YOUR TASK: Locate each line holding the string "screenshot" and copy it.

***

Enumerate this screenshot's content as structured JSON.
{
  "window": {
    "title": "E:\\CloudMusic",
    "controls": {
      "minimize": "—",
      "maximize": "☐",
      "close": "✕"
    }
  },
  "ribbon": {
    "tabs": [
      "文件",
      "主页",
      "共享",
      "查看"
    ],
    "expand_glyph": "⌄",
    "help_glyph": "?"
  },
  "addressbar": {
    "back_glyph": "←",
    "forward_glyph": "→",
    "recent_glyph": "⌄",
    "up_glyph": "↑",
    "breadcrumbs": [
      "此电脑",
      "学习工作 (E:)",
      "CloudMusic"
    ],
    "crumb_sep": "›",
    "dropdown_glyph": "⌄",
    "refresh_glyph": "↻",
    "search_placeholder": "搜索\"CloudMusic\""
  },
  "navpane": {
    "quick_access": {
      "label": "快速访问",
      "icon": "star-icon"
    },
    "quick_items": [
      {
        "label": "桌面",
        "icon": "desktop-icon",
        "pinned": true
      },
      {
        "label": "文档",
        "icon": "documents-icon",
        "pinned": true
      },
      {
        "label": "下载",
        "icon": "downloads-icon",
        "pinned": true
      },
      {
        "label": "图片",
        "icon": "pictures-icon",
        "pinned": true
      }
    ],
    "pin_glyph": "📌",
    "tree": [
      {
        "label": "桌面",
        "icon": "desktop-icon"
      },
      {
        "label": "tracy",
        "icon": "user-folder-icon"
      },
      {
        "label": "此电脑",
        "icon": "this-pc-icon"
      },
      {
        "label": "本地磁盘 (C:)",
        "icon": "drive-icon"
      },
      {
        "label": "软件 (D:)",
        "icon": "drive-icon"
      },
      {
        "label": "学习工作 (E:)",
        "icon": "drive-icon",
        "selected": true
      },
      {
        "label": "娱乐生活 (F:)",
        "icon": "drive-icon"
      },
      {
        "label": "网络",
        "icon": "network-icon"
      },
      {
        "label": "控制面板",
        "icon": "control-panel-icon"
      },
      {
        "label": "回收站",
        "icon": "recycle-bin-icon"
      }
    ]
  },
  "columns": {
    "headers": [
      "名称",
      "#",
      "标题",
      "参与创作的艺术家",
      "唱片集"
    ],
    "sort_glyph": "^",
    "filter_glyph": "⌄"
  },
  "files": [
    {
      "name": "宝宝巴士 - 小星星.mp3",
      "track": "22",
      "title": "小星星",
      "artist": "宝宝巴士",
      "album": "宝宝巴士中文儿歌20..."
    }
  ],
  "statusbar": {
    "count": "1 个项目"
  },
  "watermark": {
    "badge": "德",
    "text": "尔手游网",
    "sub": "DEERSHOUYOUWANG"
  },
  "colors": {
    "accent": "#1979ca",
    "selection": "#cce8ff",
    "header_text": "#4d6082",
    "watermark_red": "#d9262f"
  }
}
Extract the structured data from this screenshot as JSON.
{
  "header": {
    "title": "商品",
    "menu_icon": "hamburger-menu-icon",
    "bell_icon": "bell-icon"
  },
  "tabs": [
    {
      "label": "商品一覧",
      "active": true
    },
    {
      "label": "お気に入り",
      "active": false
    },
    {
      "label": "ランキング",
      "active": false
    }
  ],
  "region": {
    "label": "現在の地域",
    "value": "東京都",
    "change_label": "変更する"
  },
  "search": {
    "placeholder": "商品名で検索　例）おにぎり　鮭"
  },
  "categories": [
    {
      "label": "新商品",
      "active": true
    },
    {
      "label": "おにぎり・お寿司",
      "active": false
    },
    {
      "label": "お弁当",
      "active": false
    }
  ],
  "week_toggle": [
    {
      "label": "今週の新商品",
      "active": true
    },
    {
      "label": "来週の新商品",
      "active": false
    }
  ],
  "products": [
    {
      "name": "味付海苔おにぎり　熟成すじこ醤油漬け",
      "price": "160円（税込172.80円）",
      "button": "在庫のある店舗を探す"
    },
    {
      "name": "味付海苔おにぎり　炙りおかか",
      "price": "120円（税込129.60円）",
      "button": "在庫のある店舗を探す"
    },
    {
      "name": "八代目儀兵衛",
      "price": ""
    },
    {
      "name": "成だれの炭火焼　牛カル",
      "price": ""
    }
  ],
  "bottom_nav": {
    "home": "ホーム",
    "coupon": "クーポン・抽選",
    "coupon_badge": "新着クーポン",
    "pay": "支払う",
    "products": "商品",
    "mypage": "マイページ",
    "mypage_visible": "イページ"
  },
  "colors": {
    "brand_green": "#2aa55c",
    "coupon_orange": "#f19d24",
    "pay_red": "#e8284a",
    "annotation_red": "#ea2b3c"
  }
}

***

SOLUTION:
Enumerate this screenshot's content as structured JSON.
Extract the structured data from this screenshot as JSON.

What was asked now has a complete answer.